Material provided.
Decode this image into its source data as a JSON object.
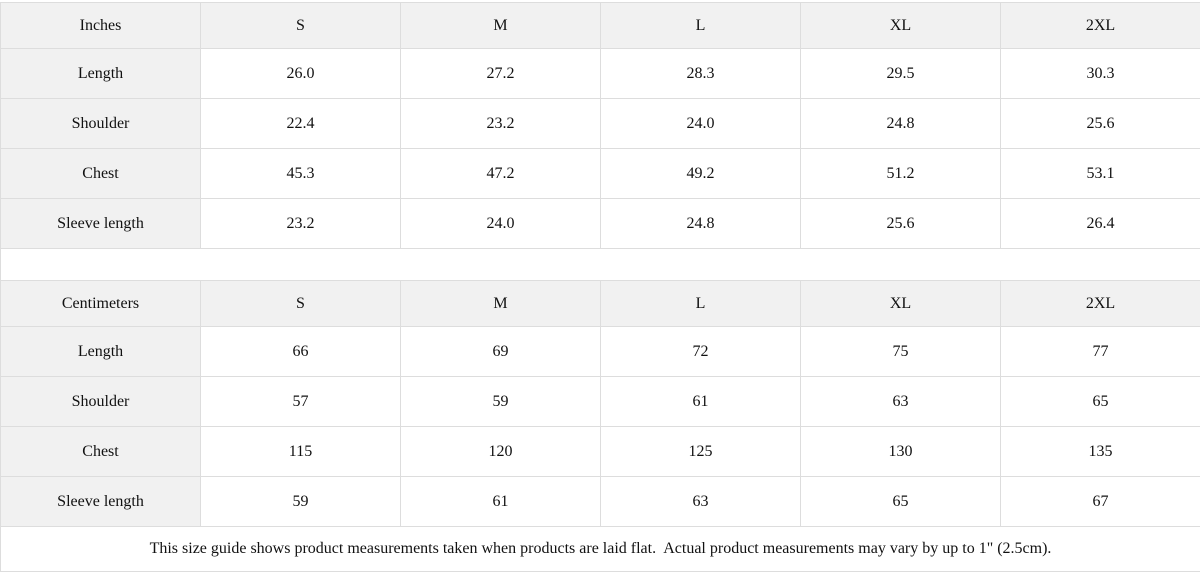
{
  "tables": [
    {
      "unit_label": "Inches",
      "sizes": [
        "S",
        "M",
        "L",
        "XL",
        "2XL"
      ],
      "rows": [
        {
          "label": "Length",
          "values": [
            "26.0",
            "27.2",
            "28.3",
            "29.5",
            "30.3"
          ]
        },
        {
          "label": "Shoulder",
          "values": [
            "22.4",
            "23.2",
            "24.0",
            "24.8",
            "25.6"
          ]
        },
        {
          "label": "Chest",
          "values": [
            "45.3",
            "47.2",
            "49.2",
            "51.2",
            "53.1"
          ]
        },
        {
          "label": "Sleeve length",
          "values": [
            "23.2",
            "24.0",
            "24.8",
            "25.6",
            "26.4"
          ]
        }
      ]
    },
    {
      "unit_label": "Centimeters",
      "sizes": [
        "S",
        "M",
        "L",
        "XL",
        "2XL"
      ],
      "rows": [
        {
          "label": "Length",
          "values": [
            "66",
            "69",
            "72",
            "75",
            "77"
          ]
        },
        {
          "label": "Shoulder",
          "values": [
            "57",
            "59",
            "61",
            "63",
            "65"
          ]
        },
        {
          "label": "Chest",
          "values": [
            "115",
            "120",
            "125",
            "130",
            "135"
          ]
        },
        {
          "label": "Sleeve length",
          "values": [
            "59",
            "61",
            "63",
            "65",
            "67"
          ]
        }
      ]
    }
  ],
  "footer_note": "This size guide shows product measurements taken when products are laid flat.  Actual product measurements may vary by up to 1\" (2.5cm).",
  "colors": {
    "header_bg": "#f1f1f1",
    "cell_bg": "#ffffff",
    "border": "#dddddd",
    "text": "#111111"
  }
}
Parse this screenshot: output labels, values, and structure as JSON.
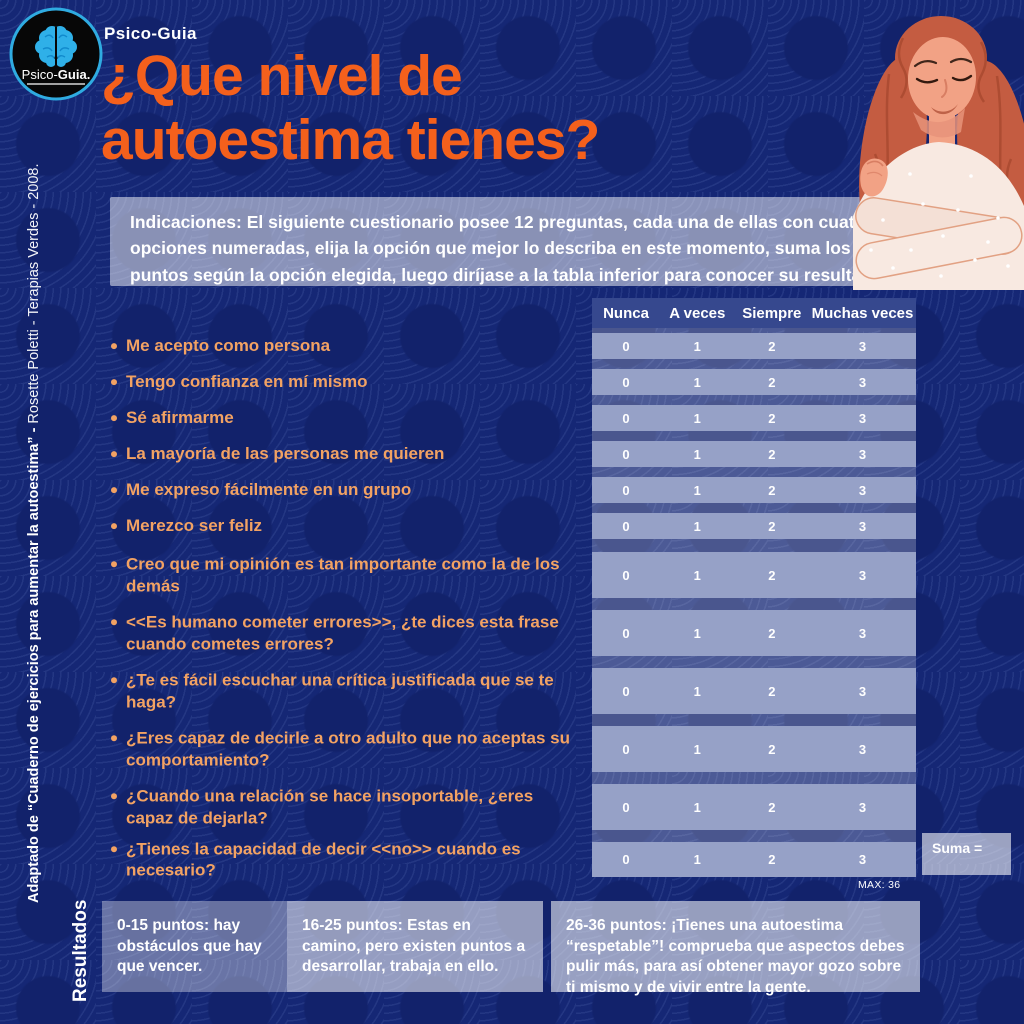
{
  "brand": {
    "header": "Psico-Guia",
    "logo_part1": "Psico-",
    "logo_part2": "Guia."
  },
  "title": {
    "line1": "¿Que nivel de",
    "line2": "autoestima tienes?"
  },
  "indications": "Indicaciones: El siguiente cuestionario posee 12 preguntas, cada una de ellas con cuatro opciones numeradas, elija la opción que mejor lo describa en este momento, suma los puntos según la opción elegida, luego diríjase a la tabla inferior para conocer su resultado.",
  "side_credit": {
    "bold": "Adaptado de “Cuaderno de ejercicios para aumentar la autoestima” - ",
    "regular": "Rosette Poletti - Terapias Verdes - 2008."
  },
  "questionnaire": {
    "options": [
      "Nunca",
      "A veces",
      "Siempre",
      "Muchas veces"
    ],
    "questions": [
      "Me acepto como persona",
      "Tengo confianza en mí mismo",
      "Sé afirmarme",
      "La mayoría de las personas me quieren",
      "Me expreso fácilmente en un grupo",
      "Merezco ser feliz",
      "Creo que mi opinión es tan importante como la de los demás",
      "<<Es humano cometer errores>>, ¿te dices esta frase cuando cometes errores?",
      "¿Te es fácil escuchar una crítica justificada que se te haga?",
      "¿Eres capaz de decirle a otro adulto que no aceptas su comportamiento?",
      "¿Cuando una relación se hace insoportable, ¿eres capaz de dejarla?",
      "¿Tienes la capacidad de decir <<no>> cuando es necesario?"
    ],
    "rows": [
      [
        0,
        1,
        2,
        3
      ],
      [
        0,
        1,
        2,
        3
      ],
      [
        0,
        1,
        2,
        3
      ],
      [
        0,
        1,
        2,
        3
      ],
      [
        0,
        1,
        2,
        3
      ],
      [
        0,
        1,
        2,
        3
      ],
      [
        0,
        1,
        2,
        3
      ],
      [
        0,
        1,
        2,
        3
      ],
      [
        0,
        1,
        2,
        3
      ],
      [
        0,
        1,
        2,
        3
      ],
      [
        0,
        1,
        2,
        3
      ],
      [
        0,
        1,
        2,
        3
      ]
    ],
    "suma_label": "Suma =",
    "max_label": "MAX: 36"
  },
  "results": {
    "label": "Resultados",
    "boxes": [
      {
        "text": "0-15 puntos: hay obstáculos que hay que vencer."
      },
      {
        "text": "16-25 puntos: Estas en camino, pero existen puntos a desarrollar, trabaja en ello."
      },
      {
        "text": "26-36 puntos: ¡Tienes una autoestima “respetable”! comprueba que aspectos debes pulir más, para así obtener mayor gozo sobre ti mismo y de vivir entre la gente."
      }
    ]
  },
  "colors": {
    "background_navy": "#152775",
    "title_orange": "#F4601C",
    "question_orange": "#F2A263",
    "table_row_blue": "#96A1C7",
    "table_header_blue": "#36488E",
    "logo_ring_blue": "#2FABE1"
  },
  "icons": {
    "logo": "brain-icon"
  }
}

Aim of the exercise. Make a word-for-word copy of the entries, without any pictures.

Expected answer.
Decode this image into its source data as a JSON object.
{
  "tables": [
    {
      "unit_label": "Inches",
      "sizes": [
        "S",
        "M",
        "L",
        "XL",
        "2XL"
      ],
      "rows": [
        {
          "label": "Length",
          "values": [
            "26.0",
            "27.2",
            "28.3",
            "29.5",
            "30.3"
          ]
        },
        {
          "label": "Shoulder",
          "values": [
            "22.4",
            "23.2",
            "24.0",
            "24.8",
            "25.6"
          ]
        },
        {
          "label": "Chest",
          "values": [
            "45.3",
            "47.2",
            "49.2",
            "51.2",
            "53.1"
          ]
        },
        {
          "label": "Sleeve length",
          "values": [
            "23.2",
            "24.0",
            "24.8",
            "25.6",
            "26.4"
          ]
        }
      ]
    },
    {
      "unit_label": "Centimeters",
      "sizes": [
        "S",
        "M",
        "L",
        "XL",
        "2XL"
      ],
      "rows": [
        {
          "label": "Length",
          "values": [
            "66",
            "69",
            "72",
            "75",
            "77"
          ]
        },
        {
          "label": "Shoulder",
          "values": [
            "57",
            "59",
            "61",
            "63",
            "65"
          ]
        },
        {
          "label": "Chest",
          "values": [
            "115",
            "120",
            "125",
            "130",
            "135"
          ]
        },
        {
          "label": "Sleeve length",
          "values": [
            "59",
            "61",
            "63",
            "65",
            "67"
          ]
        }
      ]
    }
  ],
  "footer_note": "This size guide shows product measurements taken when products are laid flat.  Actual product measurements may vary by up to 1\" (2.5cm).",
  "colors": {
    "header_bg": "#f1f1f1",
    "cell_bg": "#ffffff",
    "border": "#dddddd",
    "text": "#111111"
  }
}
Parse this screenshot: output labels, values, and structure as JSON.
{
  "brand": {
    "header": "Psico-Guia",
    "logo_part1": "Psico-",
    "logo_part2": "Guia."
  },
  "title": {
    "line1": "¿Que nivel de",
    "line2": "autoestima tienes?"
  },
  "indications": "Indicaciones: El siguiente cuestionario posee 12 preguntas, cada una de ellas con cuatro opciones numeradas, elija la opción que mejor lo describa en este momento, suma los puntos según la opción elegida, luego diríjase a la tabla inferior para conocer su resultado.",
  "side_credit": {
    "bold": "Adaptado de “Cuaderno de ejercicios para aumentar la autoestima” - ",
    "regular": "Rosette Poletti - Terapias Verdes - 2008."
  },
  "questionnaire": {
    "options": [
      "Nunca",
      "A veces",
      "Siempre",
      "Muchas veces"
    ],
    "questions": [
      "Me acepto como persona",
      "Tengo confianza en mí mismo",
      "Sé afirmarme",
      "La mayoría de las personas me quieren",
      "Me expreso fácilmente en un grupo",
      "Merezco ser feliz",
      "Creo que mi opinión es tan importante como la de los demás",
      "<<Es humano cometer errores>>, ¿te dices esta frase cuando cometes errores?",
      "¿Te es fácil escuchar una crítica justificada que se te haga?",
      "¿Eres capaz de decirle a otro adulto que no aceptas su comportamiento?",
      "¿Cuando una relación se hace insoportable, ¿eres capaz de dejarla?",
      "¿Tienes la capacidad de decir <<no>> cuando es necesario?"
    ],
    "rows": [
      [
        0,
        1,
        2,
        3
      ],
      [
        0,
        1,
        2,
        3
      ],
      [
        0,
        1,
        2,
        3
      ],
      [
        0,
        1,
        2,
        3
      ],
      [
        0,
        1,
        2,
        3
      ],
      [
        0,
        1,
        2,
        3
      ],
      [
        0,
        1,
        2,
        3
      ],
      [
        0,
        1,
        2,
        3
      ],
      [
        0,
        1,
        2,
        3
      ],
      [
        0,
        1,
        2,
        3
      ],
      [
        0,
        1,
        2,
        3
      ],
      [
        0,
        1,
        2,
        3
      ]
    ],
    "suma_label": "Suma =",
    "max_label": "MAX: 36"
  },
  "results": {
    "label": "Resultados",
    "boxes": [
      {
        "text": "0-15 puntos: hay obstáculos que hay que vencer."
      },
      {
        "text": "16-25 puntos: Estas en camino, pero existen puntos a desarrollar, trabaja en ello."
      },
      {
        "text": "26-36 puntos: ¡Tienes una autoestima “respetable”! comprueba que aspectos debes pulir más, para así obtener mayor gozo sobre ti mismo y de vivir entre la gente."
      }
    ]
  },
  "colors": {
    "background_navy": "#152775",
    "title_orange": "#F4601C",
    "question_orange": "#F2A263",
    "table_row_blue": "#96A1C7",
    "table_header_blue": "#36488E",
    "logo_ring_blue": "#2FABE1"
  },
  "icons": {
    "logo": "brain-icon"
  }
}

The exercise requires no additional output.